--- START Dataset rows ---

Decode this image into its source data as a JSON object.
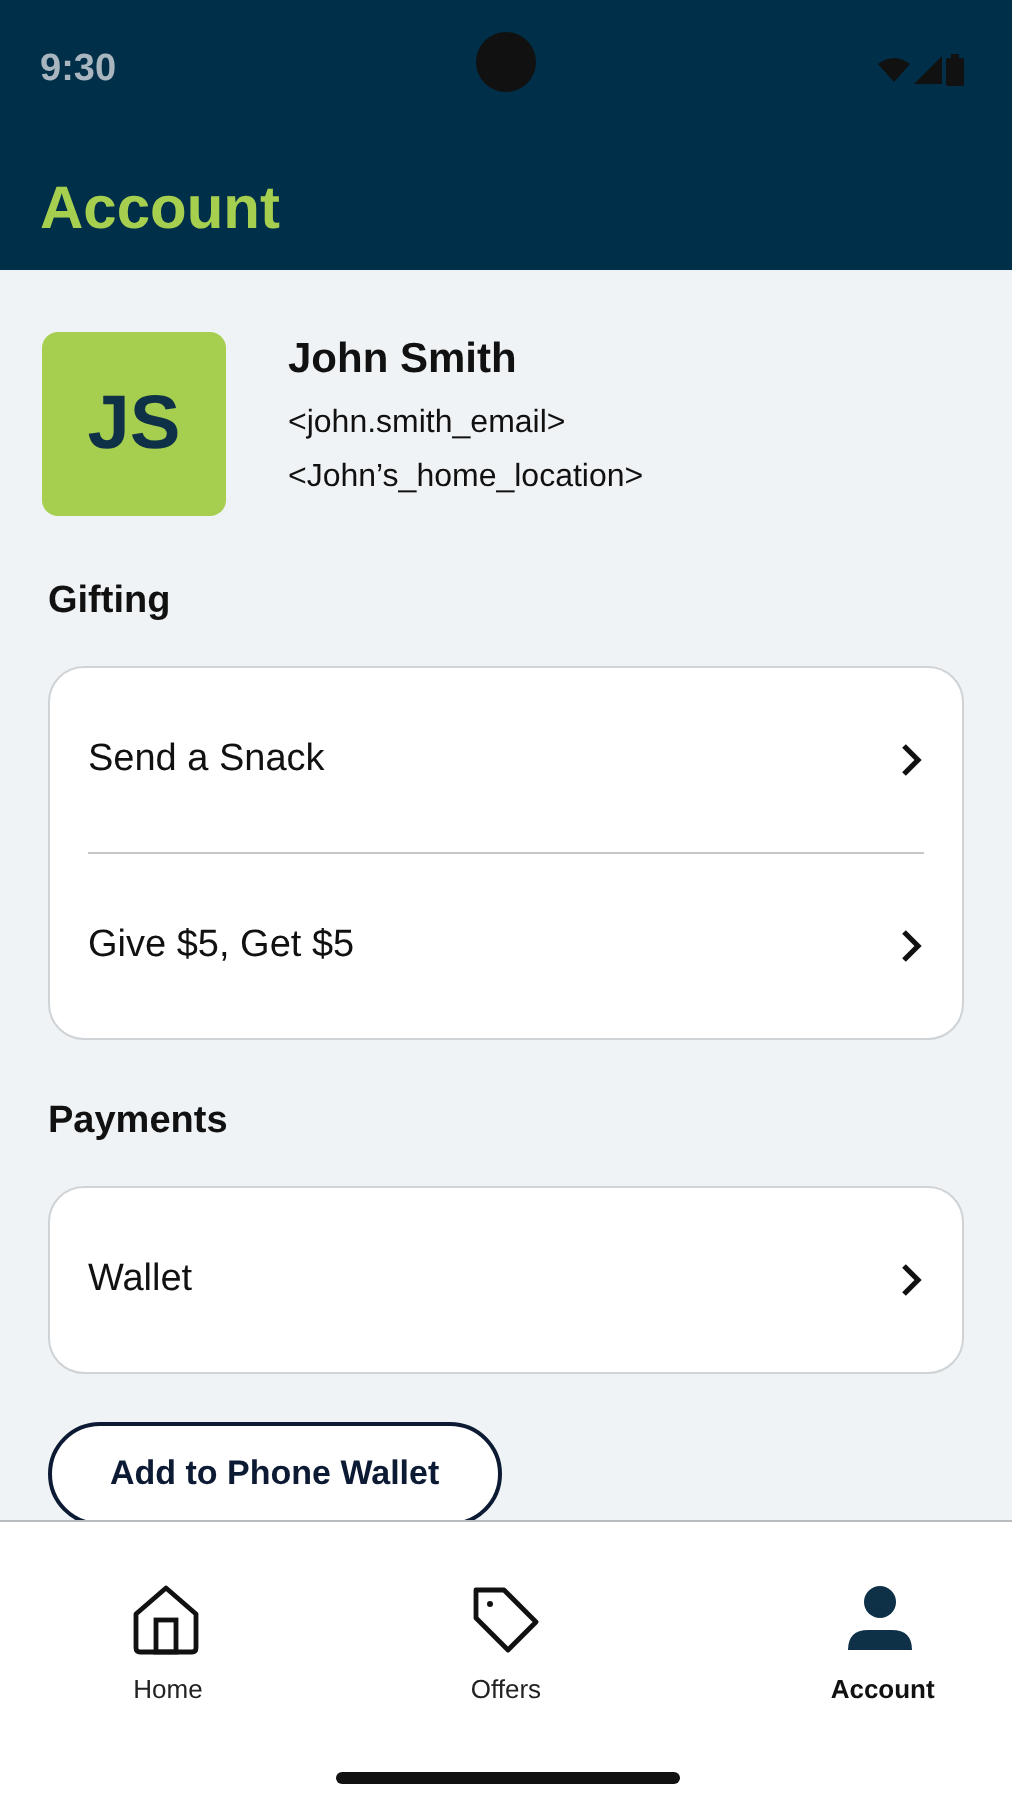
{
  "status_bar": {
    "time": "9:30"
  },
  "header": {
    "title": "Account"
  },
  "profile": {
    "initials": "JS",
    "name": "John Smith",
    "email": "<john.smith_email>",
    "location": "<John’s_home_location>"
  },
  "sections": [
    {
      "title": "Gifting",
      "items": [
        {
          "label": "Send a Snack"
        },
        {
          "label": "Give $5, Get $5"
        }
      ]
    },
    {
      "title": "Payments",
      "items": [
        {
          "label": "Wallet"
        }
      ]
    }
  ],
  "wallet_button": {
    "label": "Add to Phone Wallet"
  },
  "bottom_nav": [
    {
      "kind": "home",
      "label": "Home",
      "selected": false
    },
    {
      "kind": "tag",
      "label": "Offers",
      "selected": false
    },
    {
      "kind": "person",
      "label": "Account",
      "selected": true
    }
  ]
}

--- END Dataset rows ---

(Task to complete): Leave out the pictures and output every record above precisely as given.

(Result for this task):
Decode this image into its source data as a JSON object.
{
  "status_bar": {
    "time": "9:30"
  },
  "header": {
    "title": "Account"
  },
  "profile": {
    "initials": "JS",
    "name": "John Smith",
    "email": "<john.smith_email>",
    "location": "<John’s_home_location>"
  },
  "sections": [
    {
      "title": "Gifting",
      "items": [
        {
          "label": "Send a Snack"
        },
        {
          "label": "Give $5, Get $5"
        }
      ]
    },
    {
      "title": "Payments",
      "items": [
        {
          "label": "Wallet"
        }
      ]
    }
  ],
  "wallet_button": {
    "label": "Add to Phone Wallet"
  },
  "bottom_nav": [
    {
      "kind": "home",
      "label": "Home",
      "selected": false
    },
    {
      "kind": "tag",
      "label": "Offers",
      "selected": false
    },
    {
      "kind": "person",
      "label": "Account",
      "selected": true
    }
  ]
}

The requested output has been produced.